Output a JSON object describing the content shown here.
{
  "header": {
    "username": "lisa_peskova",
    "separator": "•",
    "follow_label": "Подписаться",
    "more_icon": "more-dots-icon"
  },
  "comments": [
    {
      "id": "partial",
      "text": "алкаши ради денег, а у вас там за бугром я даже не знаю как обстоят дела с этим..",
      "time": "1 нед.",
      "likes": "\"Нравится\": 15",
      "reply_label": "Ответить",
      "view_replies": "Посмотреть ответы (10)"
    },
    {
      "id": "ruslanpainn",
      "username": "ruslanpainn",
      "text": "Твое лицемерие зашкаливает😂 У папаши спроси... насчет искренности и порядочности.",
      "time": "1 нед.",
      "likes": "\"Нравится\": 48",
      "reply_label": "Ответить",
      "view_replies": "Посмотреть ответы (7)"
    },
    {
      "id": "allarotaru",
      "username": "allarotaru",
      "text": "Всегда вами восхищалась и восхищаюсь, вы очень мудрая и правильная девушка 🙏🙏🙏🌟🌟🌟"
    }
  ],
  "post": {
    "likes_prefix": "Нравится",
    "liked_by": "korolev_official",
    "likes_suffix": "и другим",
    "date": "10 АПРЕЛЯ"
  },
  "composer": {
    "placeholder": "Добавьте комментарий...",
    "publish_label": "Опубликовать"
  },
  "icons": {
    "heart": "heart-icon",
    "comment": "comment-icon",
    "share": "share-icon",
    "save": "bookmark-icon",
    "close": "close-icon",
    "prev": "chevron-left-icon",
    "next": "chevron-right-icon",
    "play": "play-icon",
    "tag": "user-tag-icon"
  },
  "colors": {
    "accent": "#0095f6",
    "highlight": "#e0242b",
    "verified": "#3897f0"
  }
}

Stated goal =
Every line above needs to be retyped exactly.

Solution for this exercise =
Output a JSON object describing the content shown here.
{
  "header": {
    "username": "lisa_peskova",
    "separator": "•",
    "follow_label": "Подписаться",
    "more_icon": "more-dots-icon"
  },
  "comments": [
    {
      "id": "partial",
      "text": "алкаши ради денег, а у вас там за бугром я даже не знаю как обстоят дела с этим..",
      "time": "1 нед.",
      "likes": "\"Нравится\": 15",
      "reply_label": "Ответить",
      "view_replies": "Посмотреть ответы (10)"
    },
    {
      "id": "ruslanpainn",
      "username": "ruslanpainn",
      "text": "Твое лицемерие зашкаливает😂 У папаши спроси... насчет искренности и порядочности.",
      "time": "1 нед.",
      "likes": "\"Нравится\": 48",
      "reply_label": "Ответить",
      "view_replies": "Посмотреть ответы (7)"
    },
    {
      "id": "allarotaru",
      "username": "allarotaru",
      "text": "Всегда вами восхищалась и восхищаюсь, вы очень мудрая и правильная девушка 🙏🙏🙏🌟🌟🌟"
    }
  ],
  "post": {
    "likes_prefix": "Нравится",
    "liked_by": "korolev_official",
    "likes_suffix": "и другим",
    "date": "10 АПРЕЛЯ"
  },
  "composer": {
    "placeholder": "Добавьте комментарий...",
    "publish_label": "Опубликовать"
  },
  "icons": {
    "heart": "heart-icon",
    "comment": "comment-icon",
    "share": "share-icon",
    "save": "bookmark-icon",
    "close": "close-icon",
    "prev": "chevron-left-icon",
    "next": "chevron-right-icon",
    "play": "play-icon",
    "tag": "user-tag-icon"
  },
  "colors": {
    "accent": "#0095f6",
    "highlight": "#e0242b",
    "verified": "#3897f0"
  }
}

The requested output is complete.